-- Task brief --
Transcribe the listing verbatim. Do not carry over any pictures.

-- Task input --
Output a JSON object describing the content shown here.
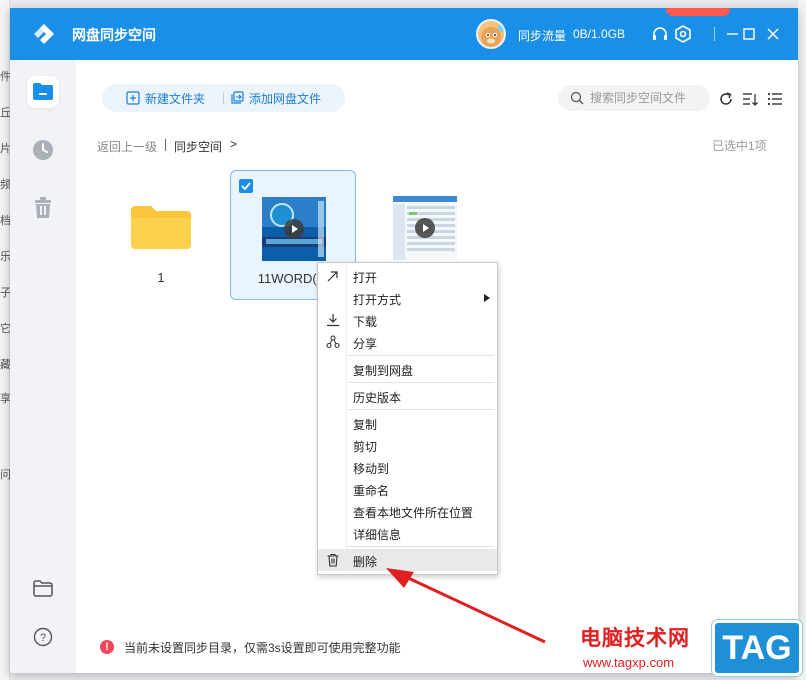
{
  "window": {
    "app_title": "网盘同步空间",
    "sync_label": "同步流量",
    "sync_value": "0B/1.0GB"
  },
  "toolbar": {
    "new_folder": "新建文件夹",
    "add_cloud_file": "添加网盘文件",
    "search_placeholder": "搜索同步空间文件"
  },
  "breadcrumb": {
    "back": "返回上一级",
    "current": "同步空间",
    "arrow": ">",
    "selected_count": "已选中1项"
  },
  "files": [
    {
      "name": "1",
      "type": "folder"
    },
    {
      "name": "11WORD(1)",
      "type": "video",
      "selected": true
    },
    {
      "name": "",
      "type": "video"
    }
  ],
  "context_menu": {
    "items": [
      {
        "label": "打开",
        "icon": "open-arrow-icon"
      },
      {
        "label": "打开方式",
        "icon": "",
        "submenu": true
      },
      {
        "label": "下载",
        "icon": "download-icon"
      },
      {
        "label": "分享",
        "icon": "share-icon"
      },
      {
        "label": "复制到网盘",
        "icon": ""
      },
      {
        "label": "历史版本",
        "icon": ""
      },
      {
        "label": "复制",
        "icon": ""
      },
      {
        "label": "剪切",
        "icon": ""
      },
      {
        "label": "移动到",
        "icon": ""
      },
      {
        "label": "重命名",
        "icon": ""
      },
      {
        "label": "查看本地文件所在位置",
        "icon": ""
      },
      {
        "label": "详细信息",
        "icon": ""
      },
      {
        "label": "删除",
        "icon": "trash-icon",
        "highlighted": true
      }
    ]
  },
  "notice": {
    "icon_text": "!",
    "text": "当前未设置同步目录，仅需3s设置即可使用完整功能"
  },
  "watermark": {
    "site_name": "电脑技术网",
    "url": "www.tagxp.com",
    "tag": "TAG"
  },
  "background_app": {
    "glyphs": [
      "件",
      "丘",
      "片",
      "频",
      "档",
      "乐",
      "子",
      "它",
      "藏",
      "享",
      "问"
    ]
  },
  "colors": {
    "accent": "#1a8fe8",
    "titlebar": "#1a8fe8",
    "folder": "#fcc63a",
    "notice_icon": "#f0475b",
    "annotation_arrow": "#e02020"
  }
}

-- Solution for this task --
Output a JSON object describing the content shown here.
{
  "window": {
    "app_title": "网盘同步空间",
    "sync_label": "同步流量",
    "sync_value": "0B/1.0GB"
  },
  "toolbar": {
    "new_folder": "新建文件夹",
    "add_cloud_file": "添加网盘文件",
    "search_placeholder": "搜索同步空间文件"
  },
  "breadcrumb": {
    "back": "返回上一级",
    "current": "同步空间",
    "arrow": ">",
    "selected_count": "已选中1项"
  },
  "files": [
    {
      "name": "1",
      "type": "folder"
    },
    {
      "name": "11WORD(1)",
      "type": "video",
      "selected": true
    },
    {
      "name": "",
      "type": "video"
    }
  ],
  "context_menu": {
    "items": [
      {
        "label": "打开",
        "icon": "open-arrow-icon"
      },
      {
        "label": "打开方式",
        "icon": "",
        "submenu": true
      },
      {
        "label": "下载",
        "icon": "download-icon"
      },
      {
        "label": "分享",
        "icon": "share-icon"
      },
      {
        "label": "复制到网盘",
        "icon": ""
      },
      {
        "label": "历史版本",
        "icon": ""
      },
      {
        "label": "复制",
        "icon": ""
      },
      {
        "label": "剪切",
        "icon": ""
      },
      {
        "label": "移动到",
        "icon": ""
      },
      {
        "label": "重命名",
        "icon": ""
      },
      {
        "label": "查看本地文件所在位置",
        "icon": ""
      },
      {
        "label": "详细信息",
        "icon": ""
      },
      {
        "label": "删除",
        "icon": "trash-icon",
        "highlighted": true
      }
    ]
  },
  "notice": {
    "icon_text": "!",
    "text": "当前未设置同步目录，仅需3s设置即可使用完整功能"
  },
  "watermark": {
    "site_name": "电脑技术网",
    "url": "www.tagxp.com",
    "tag": "TAG"
  },
  "background_app": {
    "glyphs": [
      "件",
      "丘",
      "片",
      "频",
      "档",
      "乐",
      "子",
      "它",
      "藏",
      "享",
      "问"
    ]
  },
  "colors": {
    "accent": "#1a8fe8",
    "titlebar": "#1a8fe8",
    "folder": "#fcc63a",
    "notice_icon": "#f0475b",
    "annotation_arrow": "#e02020"
  }
}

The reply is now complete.